Exercise goal: Go through the records line by line and work out how many lines hold the word "World". Answer with the number only.

Recorded data:
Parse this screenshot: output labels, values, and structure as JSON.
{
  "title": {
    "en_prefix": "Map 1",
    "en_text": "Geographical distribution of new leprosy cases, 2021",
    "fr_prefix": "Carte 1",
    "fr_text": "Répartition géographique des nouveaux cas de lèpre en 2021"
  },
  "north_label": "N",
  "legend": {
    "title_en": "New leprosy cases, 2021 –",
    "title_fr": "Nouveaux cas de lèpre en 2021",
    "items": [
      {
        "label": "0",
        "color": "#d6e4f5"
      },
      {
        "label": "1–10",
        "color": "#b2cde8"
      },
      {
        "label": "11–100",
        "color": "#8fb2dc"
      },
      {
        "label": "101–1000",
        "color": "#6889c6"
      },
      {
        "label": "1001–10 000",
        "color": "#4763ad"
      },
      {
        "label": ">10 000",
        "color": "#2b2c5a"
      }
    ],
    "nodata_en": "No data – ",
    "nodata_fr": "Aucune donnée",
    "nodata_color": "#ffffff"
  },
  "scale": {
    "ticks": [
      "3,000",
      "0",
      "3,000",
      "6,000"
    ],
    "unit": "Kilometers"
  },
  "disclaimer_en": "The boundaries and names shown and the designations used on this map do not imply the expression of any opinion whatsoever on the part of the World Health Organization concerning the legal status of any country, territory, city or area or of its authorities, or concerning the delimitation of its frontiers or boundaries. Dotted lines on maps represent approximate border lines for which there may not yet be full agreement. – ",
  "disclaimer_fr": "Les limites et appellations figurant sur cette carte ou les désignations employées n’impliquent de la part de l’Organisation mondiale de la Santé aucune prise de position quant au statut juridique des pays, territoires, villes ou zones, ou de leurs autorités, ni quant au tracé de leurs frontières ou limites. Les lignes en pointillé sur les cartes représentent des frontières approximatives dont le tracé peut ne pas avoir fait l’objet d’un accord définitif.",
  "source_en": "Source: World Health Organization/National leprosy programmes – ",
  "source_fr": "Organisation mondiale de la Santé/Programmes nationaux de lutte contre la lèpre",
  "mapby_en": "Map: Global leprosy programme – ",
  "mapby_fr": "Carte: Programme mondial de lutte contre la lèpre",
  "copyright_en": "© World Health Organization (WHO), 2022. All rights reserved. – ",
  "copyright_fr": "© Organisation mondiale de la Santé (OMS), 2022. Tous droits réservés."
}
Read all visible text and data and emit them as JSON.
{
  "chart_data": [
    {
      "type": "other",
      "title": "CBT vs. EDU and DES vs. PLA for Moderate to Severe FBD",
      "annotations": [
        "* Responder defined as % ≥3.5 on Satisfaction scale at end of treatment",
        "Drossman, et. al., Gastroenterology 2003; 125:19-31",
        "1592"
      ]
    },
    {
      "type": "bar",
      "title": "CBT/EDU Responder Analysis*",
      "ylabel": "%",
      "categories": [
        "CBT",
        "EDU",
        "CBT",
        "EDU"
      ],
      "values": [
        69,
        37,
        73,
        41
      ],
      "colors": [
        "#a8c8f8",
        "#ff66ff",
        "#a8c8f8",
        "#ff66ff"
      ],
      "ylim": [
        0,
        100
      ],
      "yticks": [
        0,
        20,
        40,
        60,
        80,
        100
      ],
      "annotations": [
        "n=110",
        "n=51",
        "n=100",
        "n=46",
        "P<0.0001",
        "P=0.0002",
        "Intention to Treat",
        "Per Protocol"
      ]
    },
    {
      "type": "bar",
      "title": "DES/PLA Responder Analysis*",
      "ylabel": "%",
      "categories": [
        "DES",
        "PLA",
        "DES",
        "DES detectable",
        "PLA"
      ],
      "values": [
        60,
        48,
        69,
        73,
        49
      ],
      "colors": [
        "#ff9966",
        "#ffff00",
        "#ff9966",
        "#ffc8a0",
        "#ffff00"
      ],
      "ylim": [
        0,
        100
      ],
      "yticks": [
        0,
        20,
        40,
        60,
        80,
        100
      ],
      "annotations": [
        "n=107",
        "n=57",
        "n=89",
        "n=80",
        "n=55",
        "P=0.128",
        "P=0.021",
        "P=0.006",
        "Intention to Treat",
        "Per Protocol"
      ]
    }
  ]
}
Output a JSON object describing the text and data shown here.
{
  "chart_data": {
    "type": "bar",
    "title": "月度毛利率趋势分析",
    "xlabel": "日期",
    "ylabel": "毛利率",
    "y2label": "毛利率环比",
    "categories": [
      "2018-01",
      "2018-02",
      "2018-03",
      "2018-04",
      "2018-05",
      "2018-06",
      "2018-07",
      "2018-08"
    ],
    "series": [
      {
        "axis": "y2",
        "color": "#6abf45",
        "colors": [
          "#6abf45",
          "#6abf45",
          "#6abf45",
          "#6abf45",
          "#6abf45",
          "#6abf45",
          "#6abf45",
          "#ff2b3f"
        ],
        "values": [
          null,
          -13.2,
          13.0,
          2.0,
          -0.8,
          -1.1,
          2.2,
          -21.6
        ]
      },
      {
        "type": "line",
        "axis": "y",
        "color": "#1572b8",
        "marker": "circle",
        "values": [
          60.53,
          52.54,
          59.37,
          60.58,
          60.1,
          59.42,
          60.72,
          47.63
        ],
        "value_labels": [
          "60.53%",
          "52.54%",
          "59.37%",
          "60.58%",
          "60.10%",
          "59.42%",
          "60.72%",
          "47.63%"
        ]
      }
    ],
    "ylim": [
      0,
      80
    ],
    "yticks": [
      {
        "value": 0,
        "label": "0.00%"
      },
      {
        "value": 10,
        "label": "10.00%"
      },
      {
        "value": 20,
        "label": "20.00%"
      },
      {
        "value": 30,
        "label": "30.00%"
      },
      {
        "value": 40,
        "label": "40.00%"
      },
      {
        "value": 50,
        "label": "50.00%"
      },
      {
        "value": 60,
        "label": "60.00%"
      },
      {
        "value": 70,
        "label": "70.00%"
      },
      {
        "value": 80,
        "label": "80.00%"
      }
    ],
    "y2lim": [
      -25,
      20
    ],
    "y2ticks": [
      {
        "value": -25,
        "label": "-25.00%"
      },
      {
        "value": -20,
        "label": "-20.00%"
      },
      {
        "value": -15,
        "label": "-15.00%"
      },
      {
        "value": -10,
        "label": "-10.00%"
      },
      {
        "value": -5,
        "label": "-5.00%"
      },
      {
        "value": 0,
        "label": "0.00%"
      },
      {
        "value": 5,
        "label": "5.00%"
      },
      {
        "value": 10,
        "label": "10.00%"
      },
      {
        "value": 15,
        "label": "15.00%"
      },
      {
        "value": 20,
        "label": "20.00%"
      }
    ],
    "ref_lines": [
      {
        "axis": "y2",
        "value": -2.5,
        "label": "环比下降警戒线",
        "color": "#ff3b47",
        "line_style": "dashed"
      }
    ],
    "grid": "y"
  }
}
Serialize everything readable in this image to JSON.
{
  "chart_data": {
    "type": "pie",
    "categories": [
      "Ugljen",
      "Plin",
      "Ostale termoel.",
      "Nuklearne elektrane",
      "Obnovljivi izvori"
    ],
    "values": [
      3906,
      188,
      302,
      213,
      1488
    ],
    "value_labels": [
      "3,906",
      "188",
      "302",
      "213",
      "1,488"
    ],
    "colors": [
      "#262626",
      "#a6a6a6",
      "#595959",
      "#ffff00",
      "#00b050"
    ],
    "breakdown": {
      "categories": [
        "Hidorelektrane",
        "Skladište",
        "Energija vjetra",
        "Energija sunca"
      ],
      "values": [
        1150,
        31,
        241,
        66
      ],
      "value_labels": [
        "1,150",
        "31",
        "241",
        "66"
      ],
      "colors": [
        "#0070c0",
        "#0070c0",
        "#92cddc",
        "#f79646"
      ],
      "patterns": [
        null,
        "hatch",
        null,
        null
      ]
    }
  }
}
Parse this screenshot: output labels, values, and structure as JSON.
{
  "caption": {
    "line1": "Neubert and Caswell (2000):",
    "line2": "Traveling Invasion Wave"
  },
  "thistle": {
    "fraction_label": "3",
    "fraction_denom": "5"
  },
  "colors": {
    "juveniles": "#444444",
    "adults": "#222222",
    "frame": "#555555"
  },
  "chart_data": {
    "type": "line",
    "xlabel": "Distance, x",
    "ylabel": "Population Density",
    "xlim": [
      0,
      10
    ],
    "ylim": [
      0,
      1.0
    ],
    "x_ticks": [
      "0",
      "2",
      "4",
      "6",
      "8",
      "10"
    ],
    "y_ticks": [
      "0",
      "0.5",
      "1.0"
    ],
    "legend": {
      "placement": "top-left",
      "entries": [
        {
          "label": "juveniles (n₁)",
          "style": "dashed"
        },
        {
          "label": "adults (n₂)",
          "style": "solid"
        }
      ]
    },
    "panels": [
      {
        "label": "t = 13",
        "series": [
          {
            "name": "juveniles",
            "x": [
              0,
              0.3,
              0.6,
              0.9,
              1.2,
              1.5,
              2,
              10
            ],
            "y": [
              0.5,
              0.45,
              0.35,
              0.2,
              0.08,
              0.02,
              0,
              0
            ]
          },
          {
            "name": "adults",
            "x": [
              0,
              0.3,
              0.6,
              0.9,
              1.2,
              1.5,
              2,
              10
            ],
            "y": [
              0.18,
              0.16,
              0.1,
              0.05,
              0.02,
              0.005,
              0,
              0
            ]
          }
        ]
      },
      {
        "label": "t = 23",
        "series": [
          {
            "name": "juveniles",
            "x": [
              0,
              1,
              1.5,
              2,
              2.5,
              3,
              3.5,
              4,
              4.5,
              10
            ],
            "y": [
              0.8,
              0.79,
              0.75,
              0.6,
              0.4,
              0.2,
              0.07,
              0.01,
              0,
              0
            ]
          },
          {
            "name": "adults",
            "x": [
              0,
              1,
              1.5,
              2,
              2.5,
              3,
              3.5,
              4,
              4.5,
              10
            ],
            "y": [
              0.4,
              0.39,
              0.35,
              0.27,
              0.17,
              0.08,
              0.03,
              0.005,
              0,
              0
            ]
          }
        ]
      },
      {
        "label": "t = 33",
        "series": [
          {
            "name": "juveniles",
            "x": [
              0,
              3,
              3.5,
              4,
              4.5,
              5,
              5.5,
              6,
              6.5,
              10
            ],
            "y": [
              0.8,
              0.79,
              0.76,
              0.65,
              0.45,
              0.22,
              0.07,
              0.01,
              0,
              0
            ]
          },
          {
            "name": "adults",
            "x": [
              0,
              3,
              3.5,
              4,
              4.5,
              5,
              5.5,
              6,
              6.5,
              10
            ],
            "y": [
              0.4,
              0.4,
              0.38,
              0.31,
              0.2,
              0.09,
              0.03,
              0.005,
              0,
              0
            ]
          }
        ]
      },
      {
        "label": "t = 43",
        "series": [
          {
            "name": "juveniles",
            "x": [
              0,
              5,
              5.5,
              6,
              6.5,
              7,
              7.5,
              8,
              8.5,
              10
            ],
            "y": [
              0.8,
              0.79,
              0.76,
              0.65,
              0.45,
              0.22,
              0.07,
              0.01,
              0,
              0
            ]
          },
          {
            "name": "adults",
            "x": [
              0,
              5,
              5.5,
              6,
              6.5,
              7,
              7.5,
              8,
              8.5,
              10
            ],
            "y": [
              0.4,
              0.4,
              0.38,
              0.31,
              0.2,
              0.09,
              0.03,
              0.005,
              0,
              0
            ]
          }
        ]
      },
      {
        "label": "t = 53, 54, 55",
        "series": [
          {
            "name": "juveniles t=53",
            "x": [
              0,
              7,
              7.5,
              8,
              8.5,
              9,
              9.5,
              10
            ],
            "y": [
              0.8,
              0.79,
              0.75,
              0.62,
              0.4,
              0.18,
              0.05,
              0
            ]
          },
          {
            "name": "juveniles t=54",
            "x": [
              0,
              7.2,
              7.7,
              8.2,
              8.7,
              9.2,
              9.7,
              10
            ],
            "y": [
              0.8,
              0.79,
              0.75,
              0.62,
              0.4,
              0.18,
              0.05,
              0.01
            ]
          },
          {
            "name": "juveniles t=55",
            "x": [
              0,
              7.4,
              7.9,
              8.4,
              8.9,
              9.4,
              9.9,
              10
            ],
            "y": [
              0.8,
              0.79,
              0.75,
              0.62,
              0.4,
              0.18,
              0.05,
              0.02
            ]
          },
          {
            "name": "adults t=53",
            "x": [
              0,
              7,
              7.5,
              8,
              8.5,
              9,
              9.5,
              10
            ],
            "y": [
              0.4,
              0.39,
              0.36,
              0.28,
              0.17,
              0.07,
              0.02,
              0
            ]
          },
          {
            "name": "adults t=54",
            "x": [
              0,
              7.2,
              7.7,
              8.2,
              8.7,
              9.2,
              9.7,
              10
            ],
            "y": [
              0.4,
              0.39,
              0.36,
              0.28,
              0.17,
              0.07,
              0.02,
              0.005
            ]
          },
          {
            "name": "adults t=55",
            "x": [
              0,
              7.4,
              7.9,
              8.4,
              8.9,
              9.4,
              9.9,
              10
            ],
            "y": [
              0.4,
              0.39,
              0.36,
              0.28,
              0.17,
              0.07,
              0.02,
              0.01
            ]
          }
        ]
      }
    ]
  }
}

Response to this exercise: 3